Dataset entries
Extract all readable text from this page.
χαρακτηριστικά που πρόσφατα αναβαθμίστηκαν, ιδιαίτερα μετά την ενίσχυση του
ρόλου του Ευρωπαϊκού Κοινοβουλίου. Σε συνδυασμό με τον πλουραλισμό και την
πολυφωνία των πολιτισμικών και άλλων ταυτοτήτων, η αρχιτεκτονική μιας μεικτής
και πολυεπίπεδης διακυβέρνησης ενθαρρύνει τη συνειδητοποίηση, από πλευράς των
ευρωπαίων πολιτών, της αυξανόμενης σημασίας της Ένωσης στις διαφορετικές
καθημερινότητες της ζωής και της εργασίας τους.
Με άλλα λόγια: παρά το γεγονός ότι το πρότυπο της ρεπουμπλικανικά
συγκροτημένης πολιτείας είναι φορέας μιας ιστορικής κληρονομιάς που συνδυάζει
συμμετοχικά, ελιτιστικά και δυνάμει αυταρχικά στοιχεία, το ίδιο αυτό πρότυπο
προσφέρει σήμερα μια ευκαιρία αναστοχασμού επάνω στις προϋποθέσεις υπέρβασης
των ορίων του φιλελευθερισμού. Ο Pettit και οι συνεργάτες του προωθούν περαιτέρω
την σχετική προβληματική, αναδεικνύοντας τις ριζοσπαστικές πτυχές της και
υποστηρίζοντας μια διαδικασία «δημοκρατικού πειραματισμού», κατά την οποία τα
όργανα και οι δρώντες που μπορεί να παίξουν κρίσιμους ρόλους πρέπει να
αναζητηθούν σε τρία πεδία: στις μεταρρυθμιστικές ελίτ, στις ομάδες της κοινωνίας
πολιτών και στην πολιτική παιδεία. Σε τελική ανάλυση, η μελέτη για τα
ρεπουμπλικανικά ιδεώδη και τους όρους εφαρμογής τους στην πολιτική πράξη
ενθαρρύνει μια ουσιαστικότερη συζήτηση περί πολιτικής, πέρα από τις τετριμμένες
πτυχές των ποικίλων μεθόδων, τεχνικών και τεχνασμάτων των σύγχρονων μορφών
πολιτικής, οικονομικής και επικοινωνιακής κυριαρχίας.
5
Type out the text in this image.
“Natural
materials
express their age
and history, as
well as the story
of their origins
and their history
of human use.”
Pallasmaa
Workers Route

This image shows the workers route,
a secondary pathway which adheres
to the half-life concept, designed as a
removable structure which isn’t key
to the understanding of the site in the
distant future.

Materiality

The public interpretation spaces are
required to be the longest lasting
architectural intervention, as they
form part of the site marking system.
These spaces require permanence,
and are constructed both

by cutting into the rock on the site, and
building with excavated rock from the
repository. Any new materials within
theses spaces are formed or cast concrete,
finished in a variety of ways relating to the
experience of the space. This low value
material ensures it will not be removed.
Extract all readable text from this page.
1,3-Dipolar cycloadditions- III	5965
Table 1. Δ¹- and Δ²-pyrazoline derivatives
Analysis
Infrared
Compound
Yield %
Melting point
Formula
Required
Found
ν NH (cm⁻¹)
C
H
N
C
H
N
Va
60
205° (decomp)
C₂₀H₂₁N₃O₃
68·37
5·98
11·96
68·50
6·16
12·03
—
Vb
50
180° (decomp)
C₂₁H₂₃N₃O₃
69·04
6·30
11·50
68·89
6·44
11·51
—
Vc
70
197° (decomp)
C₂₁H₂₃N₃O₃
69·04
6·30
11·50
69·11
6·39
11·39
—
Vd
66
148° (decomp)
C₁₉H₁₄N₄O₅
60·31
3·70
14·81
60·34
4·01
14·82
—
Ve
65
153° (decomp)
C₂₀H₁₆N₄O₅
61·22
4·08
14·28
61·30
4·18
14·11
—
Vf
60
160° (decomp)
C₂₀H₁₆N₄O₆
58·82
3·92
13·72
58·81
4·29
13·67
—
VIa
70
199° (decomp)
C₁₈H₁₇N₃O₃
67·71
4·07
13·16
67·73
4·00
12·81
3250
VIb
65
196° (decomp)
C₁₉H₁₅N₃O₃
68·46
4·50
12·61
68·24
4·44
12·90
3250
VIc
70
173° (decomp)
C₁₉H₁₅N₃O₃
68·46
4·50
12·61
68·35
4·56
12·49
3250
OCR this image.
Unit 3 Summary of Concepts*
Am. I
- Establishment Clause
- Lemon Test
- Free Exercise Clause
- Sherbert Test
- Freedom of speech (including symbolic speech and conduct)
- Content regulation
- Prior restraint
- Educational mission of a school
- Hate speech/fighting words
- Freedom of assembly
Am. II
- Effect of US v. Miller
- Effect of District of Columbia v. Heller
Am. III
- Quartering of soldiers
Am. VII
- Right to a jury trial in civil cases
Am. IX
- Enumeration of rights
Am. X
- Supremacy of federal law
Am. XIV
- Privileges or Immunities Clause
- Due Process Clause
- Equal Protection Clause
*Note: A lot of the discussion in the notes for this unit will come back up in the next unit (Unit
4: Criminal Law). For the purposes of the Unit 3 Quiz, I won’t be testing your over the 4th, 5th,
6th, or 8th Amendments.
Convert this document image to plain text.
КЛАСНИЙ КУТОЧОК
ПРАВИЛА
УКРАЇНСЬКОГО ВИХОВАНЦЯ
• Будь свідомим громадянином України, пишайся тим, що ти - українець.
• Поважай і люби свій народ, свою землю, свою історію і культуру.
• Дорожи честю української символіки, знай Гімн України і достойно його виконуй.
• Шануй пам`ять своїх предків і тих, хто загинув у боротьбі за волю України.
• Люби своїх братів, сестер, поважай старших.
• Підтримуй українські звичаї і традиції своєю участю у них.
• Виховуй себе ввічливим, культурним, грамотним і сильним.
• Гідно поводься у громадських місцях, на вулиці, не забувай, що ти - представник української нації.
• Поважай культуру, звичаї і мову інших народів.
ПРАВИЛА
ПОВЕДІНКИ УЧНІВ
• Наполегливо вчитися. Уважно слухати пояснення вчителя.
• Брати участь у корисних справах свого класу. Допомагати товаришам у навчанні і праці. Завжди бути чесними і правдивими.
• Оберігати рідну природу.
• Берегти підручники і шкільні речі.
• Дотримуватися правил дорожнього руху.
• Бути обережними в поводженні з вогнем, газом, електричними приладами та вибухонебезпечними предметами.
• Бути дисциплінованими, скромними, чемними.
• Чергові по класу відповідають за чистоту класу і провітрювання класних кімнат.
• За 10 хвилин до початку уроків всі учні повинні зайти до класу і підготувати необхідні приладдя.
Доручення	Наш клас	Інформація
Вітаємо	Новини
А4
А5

▶ What is asked: Would you reproduce the material above in full, exactly as given?

▶ Complete response:
Extract all readable text from this page.
χαρακτηριστικά που πρόσφατα αναβαθμίστηκαν, ιδιαίτερα μετά την ενίσχυση του
ρόλου του Ευρωπαϊκού Κοινοβουλίου. Σε συνδυασμό με τον πλουραλισμό και την
πολυφωνία των πολιτισμικών και άλλων ταυτοτήτων, η αρχιτεκτονική μιας μεικτής
και πολυεπίπεδης διακυβέρνησης ενθαρρύνει τη συνειδητοποίηση, από πλευράς των
ευρωπαίων πολιτών, της αυξανόμενης σημασίας της Ένωσης στις διαφορετικές
καθημερινότητες της ζωής και της εργασίας τους.
Με άλλα λόγια: παρά το γεγονός ότι το πρότυπο της ρεπουμπλικανικά
συγκροτημένης πολιτείας είναι φορέας μιας ιστορικής κληρονομιάς που συνδυάζει
συμμετοχικά, ελιτιστικά και δυνάμει αυταρχικά στοιχεία, το ίδιο αυτό πρότυπο
προσφέρει σήμερα μια ευκαιρία αναστοχασμού επάνω στις προϋποθέσεις υπέρβασης
των ορίων του φιλελευθερισμού. Ο Pettit και οι συνεργάτες του προωθούν περαιτέρω
την σχετική προβληματική, αναδεικνύοντας τις ριζοσπαστικές πτυχές της και
υποστηρίζοντας μια διαδικασία «δημοκρατικού πειραματισμού», κατά την οποία τα
όργανα και οι δρώντες που μπορεί να παίξουν κρίσιμους ρόλους πρέπει να
αναζητηθούν σε τρία πεδία: στις μεταρρυθμιστικές ελίτ, στις ομάδες της κοινωνίας
πολιτών και στην πολιτική παιδεία. Σε τελική ανάλυση, η μελέτη για τα
ρεπουμπλικανικά ιδεώδη και τους όρους εφαρμογής τους στην πολιτική πράξη
ενθαρρύνει μια ουσιαστικότερη συζήτηση περί πολιτικής, πέρα από τις τετριμμένες
πτυχές των ποικίλων μεθόδων, τεχνικών και τεχνασμάτων των σύγχρονων μορφών
πολιτικής, οικονομικής και επικοινωνιακής κυριαρχίας.
5
Type out the text in this image.
“Natural
materials
express their age
and history, as
well as the story
of their origins
and their history
of human use.”
Pallasmaa
Workers Route

This image shows the workers route,
a secondary pathway which adheres
to the half-life concept, designed as a
removable structure which isn’t key
to the understanding of the site in the
distant future.

Materiality

The public interpretation spaces are
required to be the longest lasting
architectural intervention, as they
form part of the site marking system.
These spaces require permanence,
and are constructed both

by cutting into the rock on the site, and
building with excavated rock from the
repository. Any new materials within
theses spaces are formed or cast concrete,
finished in a variety of ways relating to the
experience of the space. This low value
material ensures it will not be removed.
Extract all readable text from this page.
1,3-Dipolar cycloadditions- III	5965
Table 1. Δ¹- and Δ²-pyrazoline derivatives
Analysis
Infrared
Compound
Yield %
Melting point
Formula
Required
Found
ν NH (cm⁻¹)
C
H
N
C
H
N
Va
60
205° (decomp)
C₂₀H₂₁N₃O₃
68·37
5·98
11·96
68·50
6·16
12·03
—
Vb
50
180° (decomp)
C₂₁H₂₃N₃O₃
69·04
6·30
11·50
68·89
6·44
11·51
—
Vc
70
197° (decomp)
C₂₁H₂₃N₃O₃
69·04
6·30
11·50
69·11
6·39
11·39
—
Vd
66
148° (decomp)
C₁₉H₁₄N₄O₅
60·31
3·70
14·81
60·34
4·01
14·82
—
Ve
65
153° (decomp)
C₂₀H₁₆N₄O₅
61·22
4·08
14·28
61·30
4·18
14·11
—
Vf
60
160° (decomp)
C₂₀H₁₆N₄O₆
58·82
3·92
13·72
58·81
4·29
13·67
—
VIa
70
199° (decomp)
C₁₈H₁₇N₃O₃
67·71
4·07
13·16
67·73
4·00
12·81
3250
VIb
65
196° (decomp)
C₁₉H₁₅N₃O₃
68·46
4·50
12·61
68·24
4·44
12·90
3250
VIc
70
173° (decomp)
C₁₉H₁₅N₃O₃
68·46
4·50
12·61
68·35
4·56
12·49
3250
OCR this image.
Unit 3 Summary of Concepts*
Am. I
- Establishment Clause
- Lemon Test
- Free Exercise Clause
- Sherbert Test
- Freedom of speech (including symbolic speech and conduct)
- Content regulation
- Prior restraint
- Educational mission of a school
- Hate speech/fighting words
- Freedom of assembly
Am. II
- Effect of US v. Miller
- Effect of District of Columbia v. Heller
Am. III
- Quartering of soldiers
Am. VII
- Right to a jury trial in civil cases
Am. IX
- Enumeration of rights
Am. X
- Supremacy of federal law
Am. XIV
- Privileges or Immunities Clause
- Due Process Clause
- Equal Protection Clause
*Note: A lot of the discussion in the notes for this unit will come back up in the next unit (Unit
4: Criminal Law). For the purposes of the Unit 3 Quiz, I won’t be testing your over the 4th, 5th,
6th, or 8th Amendments.
Convert this document image to plain text.
КЛАСНИЙ КУТОЧОК
ПРАВИЛА
УКРАЇНСЬКОГО ВИХОВАНЦЯ
• Будь свідомим громадянином України, пишайся тим, що ти - українець.
• Поважай і люби свій народ, свою землю, свою історію і культуру.
• Дорожи честю української символіки, знай Гімн України і достойно його виконуй.
• Шануй пам`ять своїх предків і тих, хто загинув у боротьбі за волю України.
• Люби своїх братів, сестер, поважай старших.
• Підтримуй українські звичаї і традиції своєю участю у них.
• Виховуй себе ввічливим, культурним, грамотним і сильним.
• Гідно поводься у громадських місцях, на вулиці, не забувай, що ти - представник української нації.
• Поважай культуру, звичаї і мову інших народів.
ПРАВИЛА
ПОВЕДІНКИ УЧНІВ
• Наполегливо вчитися. Уважно слухати пояснення вчителя.
• Брати участь у корисних справах свого класу. Допомагати товаришам у навчанні і праці. Завжди бути чесними і правдивими.
• Оберігати рідну природу.
• Берегти підручники і шкільні речі.
• Дотримуватися правил дорожнього руху.
• Бути обережними в поводженні з вогнем, газом, електричними приладами та вибухонебезпечними предметами.
• Бути дисциплінованими, скромними, чемними.
• Чергові по класу відповідають за чистоту класу і провітрювання класних кімнат.
• За 10 хвилин до початку уроків всі учні повинні зайти до класу і підготувати необхідні приладдя.
Доручення	Наш клас	Інформація
Вітаємо	Новини
А4
А5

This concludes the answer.